◆ **Given exercise**: Transcribe the records that follow. Keep every word exactly, and drop the pictures.

◆ **Stored records**:
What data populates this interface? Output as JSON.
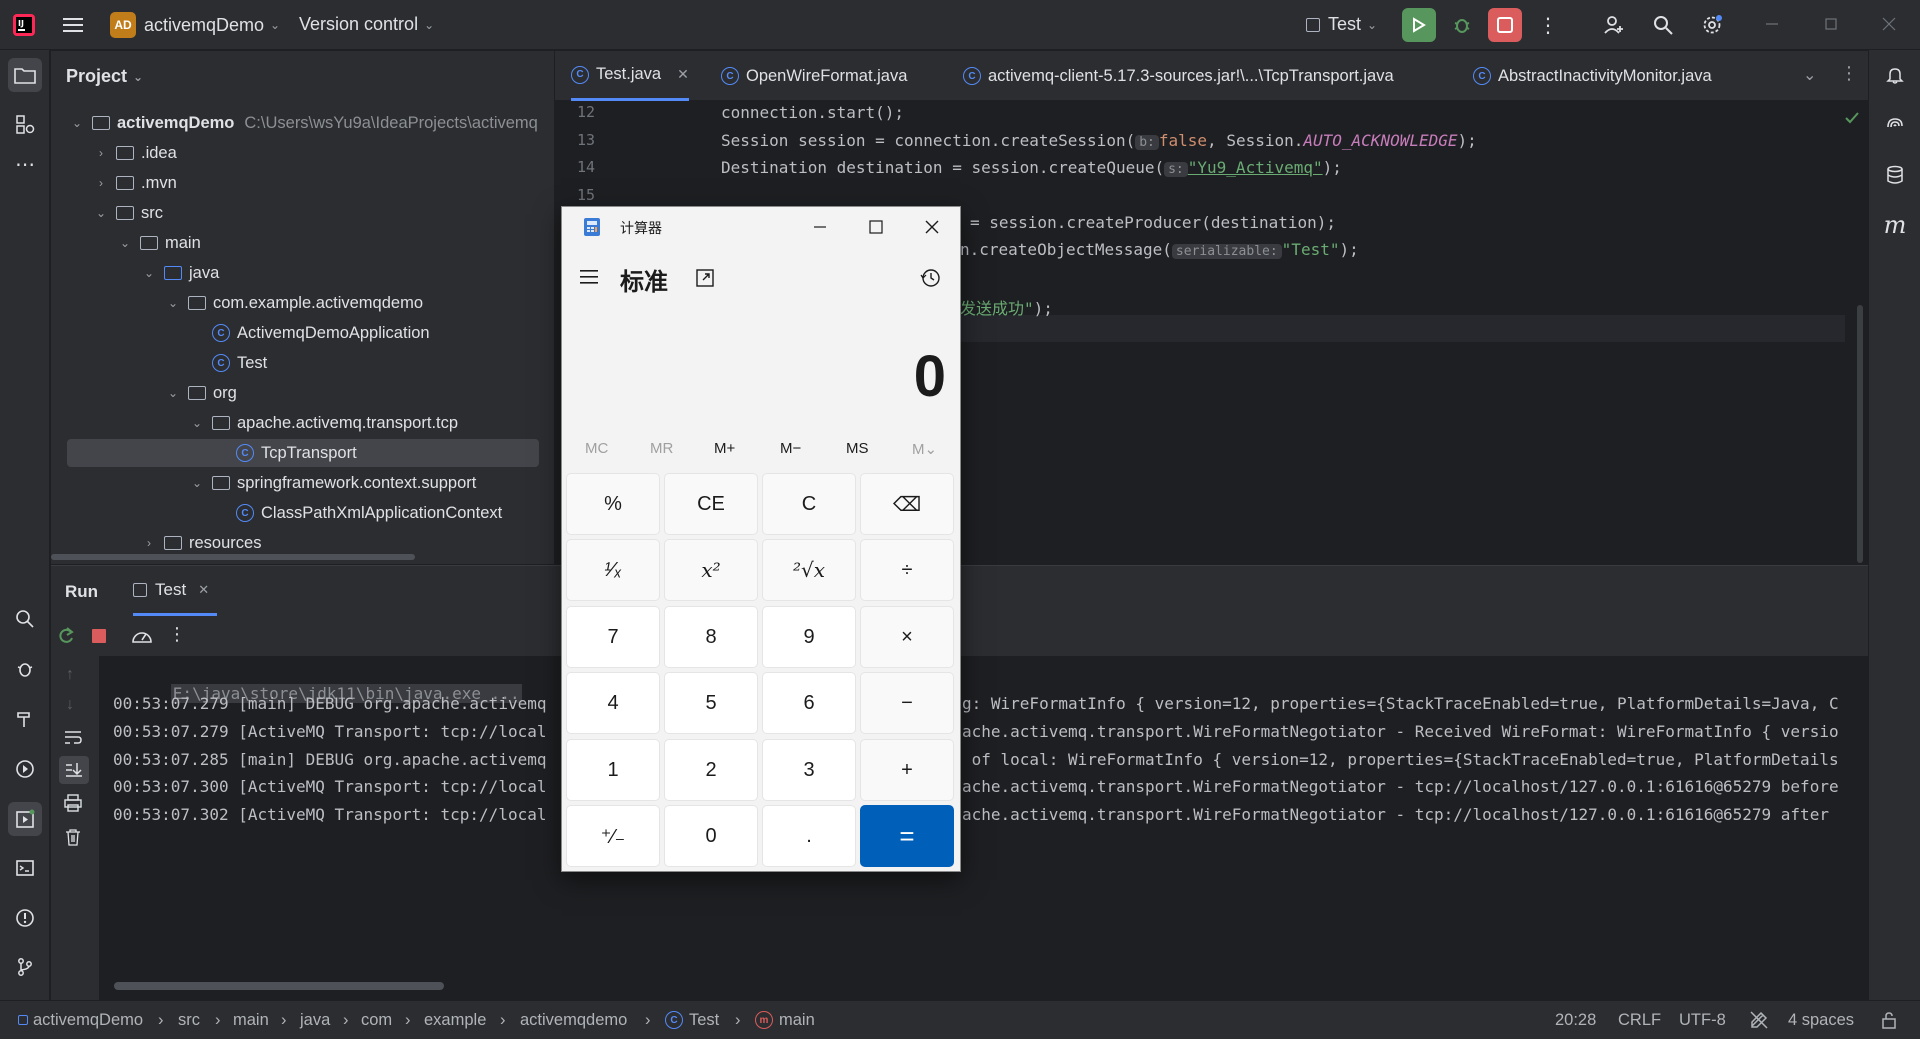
{
  "topbar": {
    "project_badge": "AD",
    "project_name": "activemqDemo",
    "vcs": "Version control",
    "run_config": "Test"
  },
  "project_panel": {
    "title": "Project",
    "tree": [
      {
        "label": "activemqDemo",
        "path": "C:\\Users\\wsYu9a\\IdeaProjects\\activemq"
      },
      {
        "label": ".idea"
      },
      {
        "label": ".mvn"
      },
      {
        "label": "src"
      },
      {
        "label": "main"
      },
      {
        "label": "java"
      },
      {
        "label": "com.example.activemqdemo"
      },
      {
        "label": "ActivemqDemoApplication"
      },
      {
        "label": "Test"
      },
      {
        "label": "org"
      },
      {
        "label": "apache.activemq.transport.tcp"
      },
      {
        "label": "TcpTransport"
      },
      {
        "label": "springframework.context.support"
      },
      {
        "label": "ClassPathXmlApplicationContext"
      },
      {
        "label": "resources"
      }
    ]
  },
  "editor": {
    "tabs": [
      {
        "label": "Test.java",
        "active": true
      },
      {
        "label": "OpenWireFormat.java"
      },
      {
        "label": "activemq-client-5.17.3-sources.jar!\\...\\TcpTransport.java"
      },
      {
        "label": "AbstractInactivityMonitor.java"
      }
    ],
    "line_numbers": [
      "12",
      "13",
      "14",
      "15"
    ],
    "lines": {
      "l12": "connection.start();",
      "l13_a": "Session session = connection.createSession(",
      "l13_hint": "b:",
      "l13_kw": "false",
      "l13_b": ", Session.",
      "l13_field": "AUTO_ACKNOWLEDGE",
      "l13_c": ");",
      "l14_a": "Destination destination = session.createQueue(",
      "l14_hint": "s:",
      "l14_str": "\"Yu9_Activemq\"",
      "l14_c": ");",
      "l16": "= session.createProducer(destination);",
      "l17_a": "n.createObjectMessage(",
      "l17_hint": "serializable:",
      "l17_str": "\"Test\"",
      "l17_c": ");",
      "l19_str": "发送成功\"",
      "l19_c": ");"
    }
  },
  "run": {
    "title": "Run",
    "tab": "Test",
    "cmd": "E:\\java\\store\\jdk11\\bin\\java.exe ...",
    "logs": [
      {
        "left": "00:53:07.279 [main] DEBUG org.apache.activemq",
        "right": "g: WireFormatInfo { version=12, properties={StackTraceEnabled=true, PlatformDetails=Java, C"
      },
      {
        "left": "00:53:07.279 [ActiveMQ Transport: tcp://local",
        "right": "ache.activemq.transport.WireFormatNegotiator - Received WireFormat: WireFormatInfo { versio"
      },
      {
        "left": "00:53:07.285 [main] DEBUG org.apache.activemq",
        "right": " of local: WireFormatInfo { version=12, properties={StackTraceEnabled=true, PlatformDetails"
      },
      {
        "left": "00:53:07.300 [ActiveMQ Transport: tcp://local",
        "right": "ache.activemq.transport.WireFormatNegotiator - tcp://localhost/127.0.0.1:61616@65279 before"
      },
      {
        "left": "00:53:07.302 [ActiveMQ Transport: tcp://local",
        "right": "ache.activemq.transport.WireFormatNegotiator - tcp://localhost/127.0.0.1:61616@65279 after"
      }
    ]
  },
  "statusbar": {
    "crumbs": [
      "activemqDemo",
      "src",
      "main",
      "java",
      "com",
      "example",
      "activemqdemo",
      "Test",
      "main"
    ],
    "position": "20:28",
    "line_sep": "CRLF",
    "encoding": "UTF-8",
    "indent": "4 spaces"
  },
  "calculator": {
    "title": "计算器",
    "mode": "标准",
    "display": "0",
    "memory": [
      "MC",
      "MR",
      "M+",
      "M−",
      "MS",
      "M⌄"
    ],
    "keys": [
      [
        "%",
        "CE",
        "C",
        "⌫"
      ],
      [
        "¹⁄ₓ",
        "x²",
        "²√x",
        "÷"
      ],
      [
        "7",
        "8",
        "9",
        "×"
      ],
      [
        "4",
        "5",
        "6",
        "−"
      ],
      [
        "1",
        "2",
        "3",
        "+"
      ],
      [
        "⁺⁄₋",
        "0",
        ".",
        "="
      ]
    ]
  },
  "colors": {
    "accent": "#548af7",
    "calc_equals": "#005fb8",
    "run_green": "#57965c",
    "stop_red": "#db5c5c"
  }
}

◆ **Response to the task**:
What data populates this interface? Output as JSON.
{
  "topbar": {
    "project_badge": "AD",
    "project_name": "activemqDemo",
    "vcs": "Version control",
    "run_config": "Test"
  },
  "project_panel": {
    "title": "Project",
    "tree": [
      {
        "label": "activemqDemo",
        "path": "C:\\Users\\wsYu9a\\IdeaProjects\\activemq"
      },
      {
        "label": ".idea"
      },
      {
        "label": ".mvn"
      },
      {
        "label": "src"
      },
      {
        "label": "main"
      },
      {
        "label": "java"
      },
      {
        "label": "com.example.activemqdemo"
      },
      {
        "label": "ActivemqDemoApplication"
      },
      {
        "label": "Test"
      },
      {
        "label": "org"
      },
      {
        "label": "apache.activemq.transport.tcp"
      },
      {
        "label": "TcpTransport"
      },
      {
        "label": "springframework.context.support"
      },
      {
        "label": "ClassPathXmlApplicationContext"
      },
      {
        "label": "resources"
      }
    ]
  },
  "editor": {
    "tabs": [
      {
        "label": "Test.java",
        "active": true
      },
      {
        "label": "OpenWireFormat.java"
      },
      {
        "label": "activemq-client-5.17.3-sources.jar!\\...\\TcpTransport.java"
      },
      {
        "label": "AbstractInactivityMonitor.java"
      }
    ],
    "line_numbers": [
      "12",
      "13",
      "14",
      "15"
    ],
    "lines": {
      "l12": "connection.start();",
      "l13_a": "Session session = connection.createSession(",
      "l13_hint": "b:",
      "l13_kw": "false",
      "l13_b": ", Session.",
      "l13_field": "AUTO_ACKNOWLEDGE",
      "l13_c": ");",
      "l14_a": "Destination destination = session.createQueue(",
      "l14_hint": "s:",
      "l14_str": "\"Yu9_Activemq\"",
      "l14_c": ");",
      "l16": "= session.createProducer(destination);",
      "l17_a": "n.createObjectMessage(",
      "l17_hint": "serializable:",
      "l17_str": "\"Test\"",
      "l17_c": ");",
      "l19_str": "发送成功\"",
      "l19_c": ");"
    }
  },
  "run": {
    "title": "Run",
    "tab": "Test",
    "cmd": "E:\\java\\store\\jdk11\\bin\\java.exe ...",
    "logs": [
      {
        "left": "00:53:07.279 [main] DEBUG org.apache.activemq",
        "right": "g: WireFormatInfo { version=12, properties={StackTraceEnabled=true, PlatformDetails=Java, C"
      },
      {
        "left": "00:53:07.279 [ActiveMQ Transport: tcp://local",
        "right": "ache.activemq.transport.WireFormatNegotiator - Received WireFormat: WireFormatInfo { versio"
      },
      {
        "left": "00:53:07.285 [main] DEBUG org.apache.activemq",
        "right": " of local: WireFormatInfo { version=12, properties={StackTraceEnabled=true, PlatformDetails"
      },
      {
        "left": "00:53:07.300 [ActiveMQ Transport: tcp://local",
        "right": "ache.activemq.transport.WireFormatNegotiator - tcp://localhost/127.0.0.1:61616@65279 before"
      },
      {
        "left": "00:53:07.302 [ActiveMQ Transport: tcp://local",
        "right": "ache.activemq.transport.WireFormatNegotiator - tcp://localhost/127.0.0.1:61616@65279 after"
      }
    ]
  },
  "statusbar": {
    "crumbs": [
      "activemqDemo",
      "src",
      "main",
      "java",
      "com",
      "example",
      "activemqdemo",
      "Test",
      "main"
    ],
    "position": "20:28",
    "line_sep": "CRLF",
    "encoding": "UTF-8",
    "indent": "4 spaces"
  },
  "calculator": {
    "title": "计算器",
    "mode": "标准",
    "display": "0",
    "memory": [
      "MC",
      "MR",
      "M+",
      "M−",
      "MS",
      "M⌄"
    ],
    "keys": [
      [
        "%",
        "CE",
        "C",
        "⌫"
      ],
      [
        "¹⁄ₓ",
        "x²",
        "²√x",
        "÷"
      ],
      [
        "7",
        "8",
        "9",
        "×"
      ],
      [
        "4",
        "5",
        "6",
        "−"
      ],
      [
        "1",
        "2",
        "3",
        "+"
      ],
      [
        "⁺⁄₋",
        "0",
        ".",
        "="
      ]
    ]
  },
  "colors": {
    "accent": "#548af7",
    "calc_equals": "#005fb8",
    "run_green": "#57965c",
    "stop_red": "#db5c5c"
  }
}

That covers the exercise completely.